*Aim:* Copy out every line of the records where the string "byta" occurs.

** start of Material provided **

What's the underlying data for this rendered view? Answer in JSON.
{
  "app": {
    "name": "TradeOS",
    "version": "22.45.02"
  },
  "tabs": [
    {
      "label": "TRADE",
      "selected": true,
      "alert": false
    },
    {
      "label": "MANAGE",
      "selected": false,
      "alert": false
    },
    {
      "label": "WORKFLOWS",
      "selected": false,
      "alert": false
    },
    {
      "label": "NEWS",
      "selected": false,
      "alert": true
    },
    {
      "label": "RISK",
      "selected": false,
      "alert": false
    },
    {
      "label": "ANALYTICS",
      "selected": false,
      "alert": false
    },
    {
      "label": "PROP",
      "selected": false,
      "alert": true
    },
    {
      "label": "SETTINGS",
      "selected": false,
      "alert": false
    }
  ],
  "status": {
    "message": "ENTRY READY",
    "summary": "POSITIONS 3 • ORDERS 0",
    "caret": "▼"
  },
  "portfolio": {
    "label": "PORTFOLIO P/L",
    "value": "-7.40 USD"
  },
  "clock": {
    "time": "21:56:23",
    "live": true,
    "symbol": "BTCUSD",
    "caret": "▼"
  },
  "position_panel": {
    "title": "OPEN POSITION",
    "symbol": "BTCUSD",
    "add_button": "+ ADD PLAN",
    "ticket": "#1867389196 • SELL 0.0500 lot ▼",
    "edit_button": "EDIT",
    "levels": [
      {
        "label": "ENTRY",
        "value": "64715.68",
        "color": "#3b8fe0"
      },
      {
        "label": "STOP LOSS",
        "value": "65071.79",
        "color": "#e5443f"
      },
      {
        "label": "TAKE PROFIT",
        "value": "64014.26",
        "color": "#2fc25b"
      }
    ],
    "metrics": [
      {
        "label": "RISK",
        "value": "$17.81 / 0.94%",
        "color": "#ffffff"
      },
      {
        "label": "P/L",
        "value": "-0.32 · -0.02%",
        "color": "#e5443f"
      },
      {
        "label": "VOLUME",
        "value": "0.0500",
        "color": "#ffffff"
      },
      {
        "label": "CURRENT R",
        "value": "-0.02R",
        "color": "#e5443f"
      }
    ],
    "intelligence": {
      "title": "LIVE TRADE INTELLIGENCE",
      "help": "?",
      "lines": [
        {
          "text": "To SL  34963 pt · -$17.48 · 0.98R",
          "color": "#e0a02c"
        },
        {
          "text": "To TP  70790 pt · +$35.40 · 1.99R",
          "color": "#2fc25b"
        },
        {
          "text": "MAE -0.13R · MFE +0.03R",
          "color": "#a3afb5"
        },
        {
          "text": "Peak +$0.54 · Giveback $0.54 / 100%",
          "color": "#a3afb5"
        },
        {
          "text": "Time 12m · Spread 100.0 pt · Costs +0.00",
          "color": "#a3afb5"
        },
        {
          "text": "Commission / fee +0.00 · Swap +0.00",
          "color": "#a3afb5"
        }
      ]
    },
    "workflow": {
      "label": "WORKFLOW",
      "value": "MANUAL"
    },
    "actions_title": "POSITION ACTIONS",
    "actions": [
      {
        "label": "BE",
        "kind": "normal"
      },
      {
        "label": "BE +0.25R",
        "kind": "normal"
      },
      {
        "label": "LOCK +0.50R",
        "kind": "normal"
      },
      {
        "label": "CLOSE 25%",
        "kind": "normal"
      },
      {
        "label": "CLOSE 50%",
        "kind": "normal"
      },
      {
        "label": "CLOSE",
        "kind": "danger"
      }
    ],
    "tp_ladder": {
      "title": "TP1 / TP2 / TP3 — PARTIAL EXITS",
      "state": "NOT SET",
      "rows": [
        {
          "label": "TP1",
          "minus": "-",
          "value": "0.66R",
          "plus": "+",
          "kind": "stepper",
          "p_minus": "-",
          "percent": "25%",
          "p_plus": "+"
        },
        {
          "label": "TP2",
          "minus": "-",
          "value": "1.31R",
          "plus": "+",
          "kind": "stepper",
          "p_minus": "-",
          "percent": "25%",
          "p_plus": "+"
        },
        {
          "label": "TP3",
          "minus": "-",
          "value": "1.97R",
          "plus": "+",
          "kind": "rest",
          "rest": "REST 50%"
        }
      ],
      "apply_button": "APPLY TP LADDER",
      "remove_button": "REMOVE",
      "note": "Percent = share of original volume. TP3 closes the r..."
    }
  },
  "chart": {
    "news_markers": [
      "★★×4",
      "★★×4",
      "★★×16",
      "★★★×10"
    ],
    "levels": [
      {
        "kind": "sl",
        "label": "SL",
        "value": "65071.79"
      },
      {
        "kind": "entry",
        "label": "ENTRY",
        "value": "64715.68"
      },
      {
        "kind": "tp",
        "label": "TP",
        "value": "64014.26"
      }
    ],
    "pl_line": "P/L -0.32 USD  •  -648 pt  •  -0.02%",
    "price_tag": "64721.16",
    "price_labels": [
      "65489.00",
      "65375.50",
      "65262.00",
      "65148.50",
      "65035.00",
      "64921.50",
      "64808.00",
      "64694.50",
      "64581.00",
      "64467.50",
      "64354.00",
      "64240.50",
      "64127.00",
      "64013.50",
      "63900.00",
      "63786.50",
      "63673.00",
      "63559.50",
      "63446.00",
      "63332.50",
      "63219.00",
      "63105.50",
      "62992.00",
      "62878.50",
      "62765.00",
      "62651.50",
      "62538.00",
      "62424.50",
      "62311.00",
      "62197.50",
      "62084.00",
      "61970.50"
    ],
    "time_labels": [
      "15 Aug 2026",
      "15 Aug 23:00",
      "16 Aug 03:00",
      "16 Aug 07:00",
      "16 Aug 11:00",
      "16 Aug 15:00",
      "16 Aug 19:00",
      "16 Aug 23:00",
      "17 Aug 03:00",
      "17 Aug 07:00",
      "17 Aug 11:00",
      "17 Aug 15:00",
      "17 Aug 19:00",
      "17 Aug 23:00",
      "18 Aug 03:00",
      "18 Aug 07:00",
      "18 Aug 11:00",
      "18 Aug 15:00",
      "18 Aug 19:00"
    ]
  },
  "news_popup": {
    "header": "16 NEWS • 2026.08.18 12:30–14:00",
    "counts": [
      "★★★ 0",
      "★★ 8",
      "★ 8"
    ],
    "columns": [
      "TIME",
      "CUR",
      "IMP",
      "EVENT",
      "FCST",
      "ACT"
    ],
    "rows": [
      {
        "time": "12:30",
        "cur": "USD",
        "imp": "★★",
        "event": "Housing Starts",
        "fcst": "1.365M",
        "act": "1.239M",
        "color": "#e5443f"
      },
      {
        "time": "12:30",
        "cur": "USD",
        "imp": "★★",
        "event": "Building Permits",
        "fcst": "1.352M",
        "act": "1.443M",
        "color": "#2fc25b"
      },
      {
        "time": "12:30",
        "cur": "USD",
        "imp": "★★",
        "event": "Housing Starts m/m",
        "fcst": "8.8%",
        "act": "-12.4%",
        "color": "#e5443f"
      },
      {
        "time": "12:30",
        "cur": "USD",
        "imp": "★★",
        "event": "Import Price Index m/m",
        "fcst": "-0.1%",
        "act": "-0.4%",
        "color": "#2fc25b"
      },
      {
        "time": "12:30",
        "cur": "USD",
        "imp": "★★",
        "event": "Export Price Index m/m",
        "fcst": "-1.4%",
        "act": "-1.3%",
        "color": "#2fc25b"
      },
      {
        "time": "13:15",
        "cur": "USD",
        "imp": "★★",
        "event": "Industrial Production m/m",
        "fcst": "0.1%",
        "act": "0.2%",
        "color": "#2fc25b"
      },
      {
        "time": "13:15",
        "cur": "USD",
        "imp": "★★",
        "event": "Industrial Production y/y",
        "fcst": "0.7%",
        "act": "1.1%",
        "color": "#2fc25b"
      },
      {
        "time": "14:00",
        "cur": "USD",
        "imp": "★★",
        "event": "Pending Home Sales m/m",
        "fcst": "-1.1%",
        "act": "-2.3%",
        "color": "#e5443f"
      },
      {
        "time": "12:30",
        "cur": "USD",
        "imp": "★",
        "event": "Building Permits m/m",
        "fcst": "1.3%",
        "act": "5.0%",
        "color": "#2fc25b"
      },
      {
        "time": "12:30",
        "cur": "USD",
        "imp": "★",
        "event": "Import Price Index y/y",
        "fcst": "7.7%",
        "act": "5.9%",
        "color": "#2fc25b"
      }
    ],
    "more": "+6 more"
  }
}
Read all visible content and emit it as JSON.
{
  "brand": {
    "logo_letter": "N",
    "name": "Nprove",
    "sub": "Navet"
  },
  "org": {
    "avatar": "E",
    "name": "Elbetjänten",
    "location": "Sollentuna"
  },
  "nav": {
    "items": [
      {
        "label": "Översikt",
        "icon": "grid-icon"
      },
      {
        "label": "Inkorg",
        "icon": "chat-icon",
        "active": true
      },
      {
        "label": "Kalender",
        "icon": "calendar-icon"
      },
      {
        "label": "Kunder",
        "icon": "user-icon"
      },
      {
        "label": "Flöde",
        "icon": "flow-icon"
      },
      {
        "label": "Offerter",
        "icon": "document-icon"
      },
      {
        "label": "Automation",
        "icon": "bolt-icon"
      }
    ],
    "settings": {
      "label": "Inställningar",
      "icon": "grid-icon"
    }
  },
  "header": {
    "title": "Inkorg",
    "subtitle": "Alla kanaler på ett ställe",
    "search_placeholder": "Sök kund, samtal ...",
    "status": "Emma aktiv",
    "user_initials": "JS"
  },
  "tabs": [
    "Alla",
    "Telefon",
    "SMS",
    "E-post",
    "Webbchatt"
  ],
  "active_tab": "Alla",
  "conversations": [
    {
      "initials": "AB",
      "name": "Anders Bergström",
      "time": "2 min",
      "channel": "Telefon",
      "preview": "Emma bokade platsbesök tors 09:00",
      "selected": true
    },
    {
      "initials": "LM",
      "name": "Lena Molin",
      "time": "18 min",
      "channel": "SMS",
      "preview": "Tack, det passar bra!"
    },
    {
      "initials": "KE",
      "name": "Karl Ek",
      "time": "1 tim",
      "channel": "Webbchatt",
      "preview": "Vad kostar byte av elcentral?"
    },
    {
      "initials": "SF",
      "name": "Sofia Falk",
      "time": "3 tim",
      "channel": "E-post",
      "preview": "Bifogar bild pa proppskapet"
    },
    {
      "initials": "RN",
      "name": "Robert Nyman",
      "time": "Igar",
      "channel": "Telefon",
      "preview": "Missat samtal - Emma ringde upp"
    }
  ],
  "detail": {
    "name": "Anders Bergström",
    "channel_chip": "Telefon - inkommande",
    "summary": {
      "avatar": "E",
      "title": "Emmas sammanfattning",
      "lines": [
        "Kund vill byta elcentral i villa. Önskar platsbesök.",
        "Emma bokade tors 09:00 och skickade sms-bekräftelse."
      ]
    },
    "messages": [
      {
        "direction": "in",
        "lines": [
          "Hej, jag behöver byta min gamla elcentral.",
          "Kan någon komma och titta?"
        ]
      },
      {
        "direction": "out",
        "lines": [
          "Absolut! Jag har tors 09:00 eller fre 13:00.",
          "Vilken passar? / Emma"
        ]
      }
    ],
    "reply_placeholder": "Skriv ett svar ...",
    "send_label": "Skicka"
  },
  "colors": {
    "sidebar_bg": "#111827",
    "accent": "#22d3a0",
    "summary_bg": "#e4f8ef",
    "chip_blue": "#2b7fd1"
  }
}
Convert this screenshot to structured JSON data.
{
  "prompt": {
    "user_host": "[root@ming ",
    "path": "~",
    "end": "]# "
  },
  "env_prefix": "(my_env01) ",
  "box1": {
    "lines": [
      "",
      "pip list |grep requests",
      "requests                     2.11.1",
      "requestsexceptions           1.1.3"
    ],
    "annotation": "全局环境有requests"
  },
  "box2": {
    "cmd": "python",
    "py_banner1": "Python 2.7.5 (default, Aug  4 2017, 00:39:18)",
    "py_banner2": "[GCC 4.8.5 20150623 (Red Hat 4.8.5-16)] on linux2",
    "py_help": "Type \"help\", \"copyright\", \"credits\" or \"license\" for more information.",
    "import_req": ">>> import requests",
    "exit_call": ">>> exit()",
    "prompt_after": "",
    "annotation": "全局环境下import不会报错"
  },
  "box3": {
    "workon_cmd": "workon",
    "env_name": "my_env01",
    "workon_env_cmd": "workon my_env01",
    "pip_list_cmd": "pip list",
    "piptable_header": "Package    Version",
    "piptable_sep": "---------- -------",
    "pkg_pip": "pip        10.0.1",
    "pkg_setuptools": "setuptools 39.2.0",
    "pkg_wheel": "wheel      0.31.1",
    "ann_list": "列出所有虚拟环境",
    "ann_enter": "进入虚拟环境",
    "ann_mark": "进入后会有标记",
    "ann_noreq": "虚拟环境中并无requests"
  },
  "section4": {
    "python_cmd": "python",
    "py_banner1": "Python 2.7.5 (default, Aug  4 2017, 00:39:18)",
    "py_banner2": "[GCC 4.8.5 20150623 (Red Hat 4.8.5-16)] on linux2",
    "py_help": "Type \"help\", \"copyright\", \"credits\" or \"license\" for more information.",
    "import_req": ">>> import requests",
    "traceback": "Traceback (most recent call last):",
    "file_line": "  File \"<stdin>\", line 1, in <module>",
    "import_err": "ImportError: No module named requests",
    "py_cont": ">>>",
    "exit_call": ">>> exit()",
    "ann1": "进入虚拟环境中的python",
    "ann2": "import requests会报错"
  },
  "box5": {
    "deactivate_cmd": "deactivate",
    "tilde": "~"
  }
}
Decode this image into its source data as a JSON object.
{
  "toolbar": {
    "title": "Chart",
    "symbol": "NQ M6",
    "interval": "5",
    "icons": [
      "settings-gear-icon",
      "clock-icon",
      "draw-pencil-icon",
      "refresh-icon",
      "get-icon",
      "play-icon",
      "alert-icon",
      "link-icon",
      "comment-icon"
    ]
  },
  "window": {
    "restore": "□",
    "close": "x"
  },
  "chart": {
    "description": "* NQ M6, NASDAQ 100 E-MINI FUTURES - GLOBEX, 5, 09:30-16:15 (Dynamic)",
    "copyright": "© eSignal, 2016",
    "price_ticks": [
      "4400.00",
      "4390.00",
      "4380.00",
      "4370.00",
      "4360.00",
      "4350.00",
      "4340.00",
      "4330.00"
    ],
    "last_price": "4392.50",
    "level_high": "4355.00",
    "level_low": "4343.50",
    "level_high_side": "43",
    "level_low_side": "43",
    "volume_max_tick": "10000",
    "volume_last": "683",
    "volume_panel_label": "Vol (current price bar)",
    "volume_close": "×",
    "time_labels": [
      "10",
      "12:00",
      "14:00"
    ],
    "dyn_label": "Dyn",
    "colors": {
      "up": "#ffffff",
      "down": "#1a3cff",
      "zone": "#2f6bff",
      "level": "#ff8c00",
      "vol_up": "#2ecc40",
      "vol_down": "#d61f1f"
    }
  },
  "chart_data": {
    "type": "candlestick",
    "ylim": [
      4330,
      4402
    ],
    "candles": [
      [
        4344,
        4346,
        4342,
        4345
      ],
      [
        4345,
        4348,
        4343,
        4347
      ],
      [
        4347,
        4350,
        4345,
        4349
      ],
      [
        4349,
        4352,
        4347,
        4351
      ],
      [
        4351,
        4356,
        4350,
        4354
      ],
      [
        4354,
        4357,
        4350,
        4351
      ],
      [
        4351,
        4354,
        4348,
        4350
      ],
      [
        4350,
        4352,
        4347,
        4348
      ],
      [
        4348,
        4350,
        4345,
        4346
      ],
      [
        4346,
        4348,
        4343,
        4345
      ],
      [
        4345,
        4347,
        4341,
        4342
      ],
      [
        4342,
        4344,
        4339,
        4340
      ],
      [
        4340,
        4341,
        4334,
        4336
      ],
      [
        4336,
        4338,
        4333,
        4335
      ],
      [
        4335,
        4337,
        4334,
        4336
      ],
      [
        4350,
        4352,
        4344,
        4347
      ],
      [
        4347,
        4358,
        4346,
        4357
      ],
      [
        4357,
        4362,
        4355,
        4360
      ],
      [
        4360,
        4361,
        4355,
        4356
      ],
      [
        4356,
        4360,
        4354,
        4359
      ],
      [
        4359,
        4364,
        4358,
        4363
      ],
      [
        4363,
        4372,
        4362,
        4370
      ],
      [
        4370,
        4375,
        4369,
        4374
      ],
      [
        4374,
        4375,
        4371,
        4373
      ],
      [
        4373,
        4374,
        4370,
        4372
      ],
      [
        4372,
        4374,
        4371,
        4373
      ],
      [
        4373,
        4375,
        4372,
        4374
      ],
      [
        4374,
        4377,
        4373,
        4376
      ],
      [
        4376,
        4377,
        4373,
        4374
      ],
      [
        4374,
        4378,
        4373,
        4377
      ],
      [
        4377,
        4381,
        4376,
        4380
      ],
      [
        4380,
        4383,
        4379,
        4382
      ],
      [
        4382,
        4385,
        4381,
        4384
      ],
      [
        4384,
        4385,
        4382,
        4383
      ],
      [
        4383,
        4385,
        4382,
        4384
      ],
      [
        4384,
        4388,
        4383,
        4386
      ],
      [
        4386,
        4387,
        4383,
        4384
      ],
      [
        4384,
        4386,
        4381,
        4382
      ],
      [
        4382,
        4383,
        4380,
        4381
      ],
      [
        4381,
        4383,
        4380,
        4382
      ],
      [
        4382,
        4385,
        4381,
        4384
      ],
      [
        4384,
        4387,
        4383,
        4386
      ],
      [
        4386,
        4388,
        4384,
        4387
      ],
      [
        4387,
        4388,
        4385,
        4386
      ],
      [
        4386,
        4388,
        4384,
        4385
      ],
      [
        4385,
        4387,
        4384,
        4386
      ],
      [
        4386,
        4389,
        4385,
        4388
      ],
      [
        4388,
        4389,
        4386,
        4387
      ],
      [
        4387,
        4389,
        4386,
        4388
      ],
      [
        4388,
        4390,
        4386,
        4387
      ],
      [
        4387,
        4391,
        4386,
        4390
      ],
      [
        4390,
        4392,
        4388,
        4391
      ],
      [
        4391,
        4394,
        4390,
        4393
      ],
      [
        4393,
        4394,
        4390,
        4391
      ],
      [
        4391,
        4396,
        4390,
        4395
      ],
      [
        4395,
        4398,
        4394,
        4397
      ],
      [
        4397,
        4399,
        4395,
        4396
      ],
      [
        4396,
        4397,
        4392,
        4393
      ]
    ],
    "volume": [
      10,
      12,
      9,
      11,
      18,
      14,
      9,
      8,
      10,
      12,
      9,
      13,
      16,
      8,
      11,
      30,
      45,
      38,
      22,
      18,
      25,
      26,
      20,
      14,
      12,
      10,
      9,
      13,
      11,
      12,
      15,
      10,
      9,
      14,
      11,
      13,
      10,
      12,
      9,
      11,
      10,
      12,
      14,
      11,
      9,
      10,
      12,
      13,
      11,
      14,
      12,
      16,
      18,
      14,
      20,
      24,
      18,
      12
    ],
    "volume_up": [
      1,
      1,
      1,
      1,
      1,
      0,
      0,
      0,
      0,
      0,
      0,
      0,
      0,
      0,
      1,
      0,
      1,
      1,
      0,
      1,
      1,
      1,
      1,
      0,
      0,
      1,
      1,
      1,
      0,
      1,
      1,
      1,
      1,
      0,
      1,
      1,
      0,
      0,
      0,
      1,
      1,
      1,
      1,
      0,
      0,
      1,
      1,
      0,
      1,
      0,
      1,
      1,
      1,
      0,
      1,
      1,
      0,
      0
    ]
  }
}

** end of Material provided **

*Answer to this task:*
        "Kund vill byta elcentral i villa. Önskar platsbesök.",
          "Hej, jag behöver byta min gamla elcentral.",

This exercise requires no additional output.